Go through the listing and copy each line with the string "школы".
──────── MATERIAL PROVIDED
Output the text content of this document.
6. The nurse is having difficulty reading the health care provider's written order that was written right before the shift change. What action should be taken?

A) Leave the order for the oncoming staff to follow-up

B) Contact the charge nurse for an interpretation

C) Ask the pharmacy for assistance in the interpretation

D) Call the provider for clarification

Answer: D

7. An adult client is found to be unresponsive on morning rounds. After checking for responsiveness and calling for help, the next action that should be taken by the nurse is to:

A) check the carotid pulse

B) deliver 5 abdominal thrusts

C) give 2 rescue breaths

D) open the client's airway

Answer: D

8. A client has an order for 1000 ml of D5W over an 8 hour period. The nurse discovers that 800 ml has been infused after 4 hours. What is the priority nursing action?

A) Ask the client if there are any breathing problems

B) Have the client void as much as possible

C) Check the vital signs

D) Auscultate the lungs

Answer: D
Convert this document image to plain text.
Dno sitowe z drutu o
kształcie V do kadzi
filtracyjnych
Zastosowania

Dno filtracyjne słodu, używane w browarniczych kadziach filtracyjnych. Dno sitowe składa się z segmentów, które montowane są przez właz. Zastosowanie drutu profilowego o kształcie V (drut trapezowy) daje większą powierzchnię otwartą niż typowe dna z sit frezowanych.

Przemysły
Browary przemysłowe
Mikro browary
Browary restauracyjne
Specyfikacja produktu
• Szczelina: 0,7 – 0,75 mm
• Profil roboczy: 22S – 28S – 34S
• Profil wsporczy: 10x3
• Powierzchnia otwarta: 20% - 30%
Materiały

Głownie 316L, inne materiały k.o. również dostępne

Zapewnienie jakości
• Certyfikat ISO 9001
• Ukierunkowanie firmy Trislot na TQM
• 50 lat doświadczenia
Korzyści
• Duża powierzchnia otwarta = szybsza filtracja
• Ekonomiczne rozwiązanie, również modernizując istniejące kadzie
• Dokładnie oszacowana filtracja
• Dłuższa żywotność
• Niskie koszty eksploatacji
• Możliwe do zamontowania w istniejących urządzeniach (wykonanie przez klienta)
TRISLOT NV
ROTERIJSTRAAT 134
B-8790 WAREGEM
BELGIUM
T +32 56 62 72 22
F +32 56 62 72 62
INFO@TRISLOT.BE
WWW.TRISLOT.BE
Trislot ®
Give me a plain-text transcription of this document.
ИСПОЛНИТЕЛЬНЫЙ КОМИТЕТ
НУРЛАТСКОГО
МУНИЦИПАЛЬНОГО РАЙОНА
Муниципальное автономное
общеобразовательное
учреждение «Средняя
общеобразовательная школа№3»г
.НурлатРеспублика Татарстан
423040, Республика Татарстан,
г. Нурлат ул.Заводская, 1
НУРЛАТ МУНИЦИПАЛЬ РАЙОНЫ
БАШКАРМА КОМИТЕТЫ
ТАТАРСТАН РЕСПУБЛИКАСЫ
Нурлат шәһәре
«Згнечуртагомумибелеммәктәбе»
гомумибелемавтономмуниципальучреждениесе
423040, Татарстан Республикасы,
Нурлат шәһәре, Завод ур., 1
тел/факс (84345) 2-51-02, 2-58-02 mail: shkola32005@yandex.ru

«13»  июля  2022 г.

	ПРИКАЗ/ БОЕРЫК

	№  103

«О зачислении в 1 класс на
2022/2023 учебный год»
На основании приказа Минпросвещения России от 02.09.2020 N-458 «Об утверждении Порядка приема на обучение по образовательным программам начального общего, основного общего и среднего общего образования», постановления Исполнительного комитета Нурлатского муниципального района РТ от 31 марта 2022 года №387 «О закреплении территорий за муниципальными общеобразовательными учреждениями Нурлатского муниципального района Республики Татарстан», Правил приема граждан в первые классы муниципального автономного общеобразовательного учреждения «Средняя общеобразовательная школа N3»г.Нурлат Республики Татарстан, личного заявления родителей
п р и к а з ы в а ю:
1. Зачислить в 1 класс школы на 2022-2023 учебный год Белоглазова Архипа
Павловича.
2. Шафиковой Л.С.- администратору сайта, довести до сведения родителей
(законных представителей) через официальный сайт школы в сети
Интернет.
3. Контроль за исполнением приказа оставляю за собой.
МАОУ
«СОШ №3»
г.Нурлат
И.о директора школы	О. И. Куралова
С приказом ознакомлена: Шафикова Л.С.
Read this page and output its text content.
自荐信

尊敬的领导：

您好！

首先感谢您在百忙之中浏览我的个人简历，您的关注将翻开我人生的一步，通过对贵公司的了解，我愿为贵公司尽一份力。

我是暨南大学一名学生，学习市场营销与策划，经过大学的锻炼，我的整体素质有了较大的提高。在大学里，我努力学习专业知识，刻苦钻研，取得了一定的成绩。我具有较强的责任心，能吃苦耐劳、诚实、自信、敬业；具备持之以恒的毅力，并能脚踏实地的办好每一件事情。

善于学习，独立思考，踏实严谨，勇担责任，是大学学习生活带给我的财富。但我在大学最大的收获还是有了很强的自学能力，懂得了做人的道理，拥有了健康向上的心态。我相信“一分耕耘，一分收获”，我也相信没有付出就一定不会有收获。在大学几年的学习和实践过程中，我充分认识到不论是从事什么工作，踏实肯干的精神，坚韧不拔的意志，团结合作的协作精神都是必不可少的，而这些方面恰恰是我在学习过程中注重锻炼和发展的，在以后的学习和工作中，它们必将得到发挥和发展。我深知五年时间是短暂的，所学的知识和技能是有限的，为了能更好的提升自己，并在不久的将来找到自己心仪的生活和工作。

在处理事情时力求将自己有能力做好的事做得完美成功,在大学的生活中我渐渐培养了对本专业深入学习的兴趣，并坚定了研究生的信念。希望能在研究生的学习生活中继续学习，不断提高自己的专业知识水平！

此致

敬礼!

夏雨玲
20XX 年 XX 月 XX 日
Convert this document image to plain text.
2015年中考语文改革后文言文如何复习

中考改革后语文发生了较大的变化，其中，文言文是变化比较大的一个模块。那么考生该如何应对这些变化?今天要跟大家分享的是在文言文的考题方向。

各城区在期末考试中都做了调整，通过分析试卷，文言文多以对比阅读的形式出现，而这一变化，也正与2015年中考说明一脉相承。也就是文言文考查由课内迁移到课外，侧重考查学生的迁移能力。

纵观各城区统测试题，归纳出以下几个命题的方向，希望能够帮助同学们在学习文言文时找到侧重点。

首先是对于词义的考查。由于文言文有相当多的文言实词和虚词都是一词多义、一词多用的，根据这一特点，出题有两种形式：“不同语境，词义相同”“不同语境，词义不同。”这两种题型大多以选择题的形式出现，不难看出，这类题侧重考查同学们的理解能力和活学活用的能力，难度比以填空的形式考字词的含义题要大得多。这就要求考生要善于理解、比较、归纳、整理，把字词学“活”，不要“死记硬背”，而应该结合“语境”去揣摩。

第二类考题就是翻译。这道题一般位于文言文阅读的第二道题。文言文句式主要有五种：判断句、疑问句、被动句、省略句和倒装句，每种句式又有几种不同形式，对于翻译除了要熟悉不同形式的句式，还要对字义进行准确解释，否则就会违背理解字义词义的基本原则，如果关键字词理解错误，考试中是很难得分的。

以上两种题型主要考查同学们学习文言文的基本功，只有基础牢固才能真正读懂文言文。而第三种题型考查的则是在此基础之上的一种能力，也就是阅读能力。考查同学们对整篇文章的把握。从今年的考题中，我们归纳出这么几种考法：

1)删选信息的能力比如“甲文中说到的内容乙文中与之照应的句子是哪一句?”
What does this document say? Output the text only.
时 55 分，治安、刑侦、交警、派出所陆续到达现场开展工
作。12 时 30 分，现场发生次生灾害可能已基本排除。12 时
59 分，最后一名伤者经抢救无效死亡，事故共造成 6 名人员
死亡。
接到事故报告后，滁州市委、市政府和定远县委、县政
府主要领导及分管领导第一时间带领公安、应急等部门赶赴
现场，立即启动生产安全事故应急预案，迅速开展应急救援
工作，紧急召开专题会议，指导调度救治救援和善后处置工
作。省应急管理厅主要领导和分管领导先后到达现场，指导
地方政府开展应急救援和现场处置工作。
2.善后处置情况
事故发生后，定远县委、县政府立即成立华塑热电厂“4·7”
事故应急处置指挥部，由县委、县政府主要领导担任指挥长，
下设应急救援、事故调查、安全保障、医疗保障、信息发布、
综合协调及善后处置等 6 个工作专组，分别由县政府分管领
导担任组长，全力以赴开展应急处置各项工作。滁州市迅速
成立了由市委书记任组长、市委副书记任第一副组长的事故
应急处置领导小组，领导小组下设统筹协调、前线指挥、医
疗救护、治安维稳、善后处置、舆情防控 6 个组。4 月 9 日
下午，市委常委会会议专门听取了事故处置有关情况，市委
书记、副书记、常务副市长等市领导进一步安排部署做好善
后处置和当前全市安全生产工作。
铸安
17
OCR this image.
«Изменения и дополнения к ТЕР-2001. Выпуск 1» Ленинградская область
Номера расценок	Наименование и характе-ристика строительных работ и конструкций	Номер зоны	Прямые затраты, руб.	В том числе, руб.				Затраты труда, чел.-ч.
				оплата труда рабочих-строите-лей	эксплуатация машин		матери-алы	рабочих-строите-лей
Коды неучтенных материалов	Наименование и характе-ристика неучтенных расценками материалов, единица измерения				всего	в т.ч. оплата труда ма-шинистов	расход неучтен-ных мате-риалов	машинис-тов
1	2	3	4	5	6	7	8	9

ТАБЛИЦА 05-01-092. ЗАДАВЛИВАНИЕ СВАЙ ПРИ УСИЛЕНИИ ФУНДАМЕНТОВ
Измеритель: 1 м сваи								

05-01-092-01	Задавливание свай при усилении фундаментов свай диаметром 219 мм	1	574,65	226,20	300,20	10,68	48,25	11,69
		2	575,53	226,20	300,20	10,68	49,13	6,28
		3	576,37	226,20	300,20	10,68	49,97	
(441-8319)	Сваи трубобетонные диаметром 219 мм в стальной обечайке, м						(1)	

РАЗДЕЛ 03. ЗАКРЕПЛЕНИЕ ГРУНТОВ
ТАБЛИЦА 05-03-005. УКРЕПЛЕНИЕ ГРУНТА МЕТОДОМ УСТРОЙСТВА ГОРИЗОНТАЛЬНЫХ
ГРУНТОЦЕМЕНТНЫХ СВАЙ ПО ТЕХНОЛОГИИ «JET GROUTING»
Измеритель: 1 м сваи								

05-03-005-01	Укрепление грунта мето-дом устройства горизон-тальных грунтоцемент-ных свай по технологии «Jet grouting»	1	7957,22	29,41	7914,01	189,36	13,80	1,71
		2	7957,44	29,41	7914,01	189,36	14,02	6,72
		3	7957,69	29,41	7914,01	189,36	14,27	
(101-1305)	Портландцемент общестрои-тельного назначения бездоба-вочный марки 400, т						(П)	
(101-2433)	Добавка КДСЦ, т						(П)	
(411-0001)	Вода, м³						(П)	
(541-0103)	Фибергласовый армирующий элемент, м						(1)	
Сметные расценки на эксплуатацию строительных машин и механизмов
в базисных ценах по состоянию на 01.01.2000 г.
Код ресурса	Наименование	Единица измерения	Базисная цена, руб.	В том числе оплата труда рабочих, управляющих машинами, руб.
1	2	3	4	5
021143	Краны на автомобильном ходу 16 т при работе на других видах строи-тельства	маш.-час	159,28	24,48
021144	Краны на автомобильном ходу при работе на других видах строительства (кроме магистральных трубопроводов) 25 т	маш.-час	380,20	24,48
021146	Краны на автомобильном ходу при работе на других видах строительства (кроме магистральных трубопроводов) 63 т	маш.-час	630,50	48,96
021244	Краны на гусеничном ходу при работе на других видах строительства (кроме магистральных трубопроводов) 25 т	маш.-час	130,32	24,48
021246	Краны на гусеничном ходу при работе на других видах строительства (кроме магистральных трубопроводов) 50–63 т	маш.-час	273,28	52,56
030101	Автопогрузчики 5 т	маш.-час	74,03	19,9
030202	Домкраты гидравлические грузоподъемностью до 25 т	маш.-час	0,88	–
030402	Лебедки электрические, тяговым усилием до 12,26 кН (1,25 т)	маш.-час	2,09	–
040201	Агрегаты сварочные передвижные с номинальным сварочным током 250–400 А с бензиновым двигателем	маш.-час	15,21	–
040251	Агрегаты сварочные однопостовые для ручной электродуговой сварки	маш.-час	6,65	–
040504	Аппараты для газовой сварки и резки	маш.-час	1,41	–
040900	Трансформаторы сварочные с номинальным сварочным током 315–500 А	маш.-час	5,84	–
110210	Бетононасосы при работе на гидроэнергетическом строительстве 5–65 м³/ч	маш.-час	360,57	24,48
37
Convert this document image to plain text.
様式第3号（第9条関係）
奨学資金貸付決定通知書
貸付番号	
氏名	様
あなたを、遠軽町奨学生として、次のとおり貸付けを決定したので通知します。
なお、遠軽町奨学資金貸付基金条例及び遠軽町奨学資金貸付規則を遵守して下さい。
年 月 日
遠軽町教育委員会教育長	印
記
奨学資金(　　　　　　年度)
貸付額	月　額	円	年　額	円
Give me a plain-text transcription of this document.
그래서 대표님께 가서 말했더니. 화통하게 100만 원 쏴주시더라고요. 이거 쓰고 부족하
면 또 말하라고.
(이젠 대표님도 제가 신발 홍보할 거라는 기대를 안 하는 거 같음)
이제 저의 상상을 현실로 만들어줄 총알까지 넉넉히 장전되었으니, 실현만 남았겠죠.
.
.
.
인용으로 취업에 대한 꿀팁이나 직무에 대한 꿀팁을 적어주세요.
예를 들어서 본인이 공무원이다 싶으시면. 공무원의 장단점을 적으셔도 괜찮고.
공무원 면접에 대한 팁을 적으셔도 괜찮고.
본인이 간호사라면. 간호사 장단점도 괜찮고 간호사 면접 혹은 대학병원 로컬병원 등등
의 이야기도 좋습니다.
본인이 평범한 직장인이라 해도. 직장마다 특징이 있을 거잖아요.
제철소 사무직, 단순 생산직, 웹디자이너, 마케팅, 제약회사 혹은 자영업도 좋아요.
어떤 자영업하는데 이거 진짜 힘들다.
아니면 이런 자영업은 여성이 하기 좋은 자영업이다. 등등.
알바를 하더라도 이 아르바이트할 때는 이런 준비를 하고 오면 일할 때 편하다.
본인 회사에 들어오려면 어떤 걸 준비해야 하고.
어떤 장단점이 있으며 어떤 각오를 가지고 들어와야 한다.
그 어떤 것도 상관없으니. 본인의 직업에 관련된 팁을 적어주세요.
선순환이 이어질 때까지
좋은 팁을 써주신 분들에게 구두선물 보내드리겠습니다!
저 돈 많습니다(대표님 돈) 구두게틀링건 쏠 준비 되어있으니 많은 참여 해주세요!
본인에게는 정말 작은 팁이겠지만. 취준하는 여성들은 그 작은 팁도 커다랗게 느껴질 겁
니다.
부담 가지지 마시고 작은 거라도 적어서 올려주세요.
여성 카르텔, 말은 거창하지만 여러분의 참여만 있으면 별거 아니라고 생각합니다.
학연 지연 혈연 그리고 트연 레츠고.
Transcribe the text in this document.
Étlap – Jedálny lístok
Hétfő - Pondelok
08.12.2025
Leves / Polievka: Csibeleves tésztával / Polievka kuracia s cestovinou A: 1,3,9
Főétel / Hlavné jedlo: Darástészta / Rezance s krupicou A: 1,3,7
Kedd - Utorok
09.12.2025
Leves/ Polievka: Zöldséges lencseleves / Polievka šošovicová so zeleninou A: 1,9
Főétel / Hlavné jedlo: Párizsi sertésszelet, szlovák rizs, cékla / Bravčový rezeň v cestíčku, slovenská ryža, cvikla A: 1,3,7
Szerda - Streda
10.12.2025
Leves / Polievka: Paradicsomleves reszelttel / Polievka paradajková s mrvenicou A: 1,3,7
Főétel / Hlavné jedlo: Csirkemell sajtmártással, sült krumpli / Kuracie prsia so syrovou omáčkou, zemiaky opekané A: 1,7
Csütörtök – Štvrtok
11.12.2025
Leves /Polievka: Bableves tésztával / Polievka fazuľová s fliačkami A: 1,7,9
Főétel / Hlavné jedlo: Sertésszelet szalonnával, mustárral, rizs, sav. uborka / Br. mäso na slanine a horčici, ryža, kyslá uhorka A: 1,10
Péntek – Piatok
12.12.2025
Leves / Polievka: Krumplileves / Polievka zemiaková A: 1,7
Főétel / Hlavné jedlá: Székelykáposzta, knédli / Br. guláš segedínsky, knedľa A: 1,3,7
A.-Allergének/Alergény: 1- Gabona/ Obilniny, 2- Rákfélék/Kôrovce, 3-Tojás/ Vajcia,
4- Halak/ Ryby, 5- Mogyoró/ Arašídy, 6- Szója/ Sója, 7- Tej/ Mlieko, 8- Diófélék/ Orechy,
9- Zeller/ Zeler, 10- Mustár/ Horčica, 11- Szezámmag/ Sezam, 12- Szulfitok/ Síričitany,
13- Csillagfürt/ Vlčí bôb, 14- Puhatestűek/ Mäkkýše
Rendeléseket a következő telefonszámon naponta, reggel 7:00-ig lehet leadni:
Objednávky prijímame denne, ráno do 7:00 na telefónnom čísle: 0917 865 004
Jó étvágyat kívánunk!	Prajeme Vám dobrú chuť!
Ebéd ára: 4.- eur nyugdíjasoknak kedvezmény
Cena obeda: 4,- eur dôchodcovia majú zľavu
────────────────
RESPONSE
1. Зачислить в 1 класс школы на 2022-2023 учебный год Белоглазова Архипа
(законных представителей) через официальный сайт школы в сети
И.о директора школы	О. И. Куралова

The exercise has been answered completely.